● AIM OF THE TASK
Every line below must be reproduced exactly. Copy them all.

** Begin AVAILABLE RECORDS **

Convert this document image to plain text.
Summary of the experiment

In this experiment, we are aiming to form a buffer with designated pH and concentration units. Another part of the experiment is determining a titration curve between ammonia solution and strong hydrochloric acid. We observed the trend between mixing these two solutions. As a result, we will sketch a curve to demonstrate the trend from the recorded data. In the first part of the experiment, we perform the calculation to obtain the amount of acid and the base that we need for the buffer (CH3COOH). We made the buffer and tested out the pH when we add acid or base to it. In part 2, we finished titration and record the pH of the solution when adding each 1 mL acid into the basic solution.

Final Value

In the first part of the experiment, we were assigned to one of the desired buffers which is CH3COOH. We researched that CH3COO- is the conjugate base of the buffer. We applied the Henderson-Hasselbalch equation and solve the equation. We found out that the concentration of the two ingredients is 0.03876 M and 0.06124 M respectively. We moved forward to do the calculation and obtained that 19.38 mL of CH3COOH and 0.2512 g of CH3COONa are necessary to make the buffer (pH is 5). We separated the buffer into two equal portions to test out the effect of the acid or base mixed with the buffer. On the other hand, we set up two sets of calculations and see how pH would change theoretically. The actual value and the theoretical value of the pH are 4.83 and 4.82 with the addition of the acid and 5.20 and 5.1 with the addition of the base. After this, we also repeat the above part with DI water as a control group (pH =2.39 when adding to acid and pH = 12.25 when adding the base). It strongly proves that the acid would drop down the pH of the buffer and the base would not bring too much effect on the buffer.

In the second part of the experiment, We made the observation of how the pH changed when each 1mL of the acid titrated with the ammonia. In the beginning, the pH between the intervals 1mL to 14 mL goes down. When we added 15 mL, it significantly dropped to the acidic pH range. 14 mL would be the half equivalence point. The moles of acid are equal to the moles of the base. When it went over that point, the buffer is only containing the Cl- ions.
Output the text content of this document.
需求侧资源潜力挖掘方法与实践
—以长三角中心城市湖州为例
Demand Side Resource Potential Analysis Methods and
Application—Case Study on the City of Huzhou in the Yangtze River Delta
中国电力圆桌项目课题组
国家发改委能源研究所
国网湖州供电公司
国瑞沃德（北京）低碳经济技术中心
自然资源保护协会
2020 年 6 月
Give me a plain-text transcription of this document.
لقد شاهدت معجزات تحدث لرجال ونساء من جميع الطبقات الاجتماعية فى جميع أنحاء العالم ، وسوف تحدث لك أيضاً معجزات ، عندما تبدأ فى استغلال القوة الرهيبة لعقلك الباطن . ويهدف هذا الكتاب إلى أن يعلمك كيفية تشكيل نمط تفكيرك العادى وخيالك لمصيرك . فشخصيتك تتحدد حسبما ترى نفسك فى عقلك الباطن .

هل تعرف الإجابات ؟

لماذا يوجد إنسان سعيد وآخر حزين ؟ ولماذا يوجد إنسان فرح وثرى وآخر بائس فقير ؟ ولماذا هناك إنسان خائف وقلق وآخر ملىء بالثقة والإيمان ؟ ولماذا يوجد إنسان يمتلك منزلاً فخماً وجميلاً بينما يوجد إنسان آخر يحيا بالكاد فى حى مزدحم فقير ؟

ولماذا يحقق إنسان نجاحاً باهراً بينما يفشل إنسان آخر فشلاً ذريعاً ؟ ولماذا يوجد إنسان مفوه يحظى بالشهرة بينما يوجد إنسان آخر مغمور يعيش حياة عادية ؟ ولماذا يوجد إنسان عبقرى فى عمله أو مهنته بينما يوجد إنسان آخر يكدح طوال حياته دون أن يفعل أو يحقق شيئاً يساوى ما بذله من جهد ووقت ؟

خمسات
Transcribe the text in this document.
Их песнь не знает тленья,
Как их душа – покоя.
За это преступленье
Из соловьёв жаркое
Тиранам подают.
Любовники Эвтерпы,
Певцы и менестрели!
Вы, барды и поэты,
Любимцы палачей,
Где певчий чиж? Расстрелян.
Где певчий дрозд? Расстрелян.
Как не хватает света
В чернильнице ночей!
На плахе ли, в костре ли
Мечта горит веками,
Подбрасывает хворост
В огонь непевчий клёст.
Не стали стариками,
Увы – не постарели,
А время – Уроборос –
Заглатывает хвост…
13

** End AVAILABLE RECORDS **

● ANSWER BELOW
Convert this document image to plain text.
Summary of the experiment

In this experiment, we are aiming to form a buffer with designated pH and concentration units. Another part of the experiment is determining a titration curve between ammonia solution and strong hydrochloric acid. We observed the trend between mixing these two solutions. As a result, we will sketch a curve to demonstrate the trend from the recorded data. In the first part of the experiment, we perform the calculation to obtain the amount of acid and the base that we need for the buffer (CH3COOH). We made the buffer and tested out the pH when we add acid or base to it. In part 2, we finished titration and record the pH of the solution when adding each 1 mL acid into the basic solution.

Final Value

In the first part of the experiment, we were assigned to one of the desired buffers which is CH3COOH. We researched that CH3COO- is the conjugate base of the buffer. We applied the Henderson-Hasselbalch equation and solve the equation. We found out that the concentration of the two ingredients is 0.03876 M and 0.06124 M respectively. We moved forward to do the calculation and obtained that 19.38 mL of CH3COOH and 0.2512 g of CH3COONa are necessary to make the buffer (pH is 5). We separated the buffer into two equal portions to test out the effect of the acid or base mixed with the buffer. On the other hand, we set up two sets of calculations and see how pH would change theoretically. The actual value and the theoretical value of the pH are 4.83 and 4.82 with the addition of the acid and 5.20 and 5.1 with the addition of the base. After this, we also repeat the above part with DI water as a control group (pH =2.39 when adding to acid and pH = 12.25 when adding the base). It strongly proves that the acid would drop down the pH of the buffer and the base would not bring too much effect on the buffer.

In the second part of the experiment, We made the observation of how the pH changed when each 1mL of the acid titrated with the ammonia. In the beginning, the pH between the intervals 1mL to 14 mL goes down. When we added 15 mL, it significantly dropped to the acidic pH range. 14 mL would be the half equivalence point. The moles of acid are equal to the moles of the base. When it went over that point, the buffer is only containing the Cl- ions.
Output the text content of this document.
需求侧资源潜力挖掘方法与实践
—以长三角中心城市湖州为例
Demand Side Resource Potential Analysis Methods and
Application—Case Study on the City of Huzhou in the Yangtze River Delta
中国电力圆桌项目课题组
国家发改委能源研究所
国网湖州供电公司
国瑞沃德（北京）低碳经济技术中心
自然资源保护协会
2020 年 6 月
Give me a plain-text transcription of this document.
لقد شاهدت معجزات تحدث لرجال ونساء من جميع الطبقات الاجتماعية فى جميع أنحاء العالم ، وسوف تحدث لك أيضاً معجزات ، عندما تبدأ فى استغلال القوة الرهيبة لعقلك الباطن . ويهدف هذا الكتاب إلى أن يعلمك كيفية تشكيل نمط تفكيرك العادى وخيالك لمصيرك . فشخصيتك تتحدد حسبما ترى نفسك فى عقلك الباطن .

هل تعرف الإجابات ؟

لماذا يوجد إنسان سعيد وآخر حزين ؟ ولماذا يوجد إنسان فرح وثرى وآخر بائس فقير ؟ ولماذا هناك إنسان خائف وقلق وآخر ملىء بالثقة والإيمان ؟ ولماذا يوجد إنسان يمتلك منزلاً فخماً وجميلاً بينما يوجد إنسان آخر يحيا بالكاد فى حى مزدحم فقير ؟

ولماذا يحقق إنسان نجاحاً باهراً بينما يفشل إنسان آخر فشلاً ذريعاً ؟ ولماذا يوجد إنسان مفوه يحظى بالشهرة بينما يوجد إنسان آخر مغمور يعيش حياة عادية ؟ ولماذا يوجد إنسان عبقرى فى عمله أو مهنته بينما يوجد إنسان آخر يكدح طوال حياته دون أن يفعل أو يحقق شيئاً يساوى ما بذله من جهد ووقت ؟

خمسات
Transcribe the text in this document.
Их песнь не знает тленья,
Как их душа – покоя.
За это преступленье
Из соловьёв жаркое
Тиранам подают.
Любовники Эвтерпы,
Певцы и менестрели!
Вы, барды и поэты,
Любимцы палачей,
Где певчий чиж? Расстрелян.
Где певчий дрозд? Расстрелян.
Как не хватает света
В чернильнице ночей!
На плахе ли, в костре ли
Мечта горит веками,
Подбрасывает хворост
В огонь непевчий клёст.
Не стали стариками,
Увы – не постарели,
А время – Уроборос –
Заглатывает хвост…
13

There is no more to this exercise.